**THE PROBLEM**
Exactly reproduce each entry, leaving out nothing.

Data records:
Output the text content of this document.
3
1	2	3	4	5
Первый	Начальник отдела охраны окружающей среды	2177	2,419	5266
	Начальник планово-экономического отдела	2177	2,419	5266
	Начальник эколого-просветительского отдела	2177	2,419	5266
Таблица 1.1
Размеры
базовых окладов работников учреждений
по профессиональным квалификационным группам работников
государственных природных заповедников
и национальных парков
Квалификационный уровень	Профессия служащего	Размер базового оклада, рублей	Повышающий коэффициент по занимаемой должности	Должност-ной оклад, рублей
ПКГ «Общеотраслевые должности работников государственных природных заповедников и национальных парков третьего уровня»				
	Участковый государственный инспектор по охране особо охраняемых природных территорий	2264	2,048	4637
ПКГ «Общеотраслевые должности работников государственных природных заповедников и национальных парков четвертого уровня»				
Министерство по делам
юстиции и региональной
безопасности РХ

**OUTPUT OF THE EXERCISE**
Output the text content of this document.
3
1	2	3	4	5
Первый	Начальник отдела охраны окружающей среды	2177	2,419	5266
	Начальник планово-экономического отдела	2177	2,419	5266
	Начальник эколого-просветительского отдела	2177	2,419	5266
Таблица 1.1
Размеры
базовых окладов работников учреждений
по профессиональным квалификационным группам работников
государственных природных заповедников
и национальных парков
Квалификационный уровень	Профессия служащего	Размер базового оклада, рублей	Повышающий коэффициент по занимаемой должности	Должност-ной оклад, рублей
ПКГ «Общеотраслевые должности работников государственных природных заповедников и национальных парков третьего уровня»				
	Участковый государственный инспектор по охране особо охраняемых природных территорий	2264	2,048	4637
ПКГ «Общеотраслевые должности работников государственных природных заповедников и национальных парков четвертого уровня»				
Министерство по делам
юстиции и региональной
безопасности РХ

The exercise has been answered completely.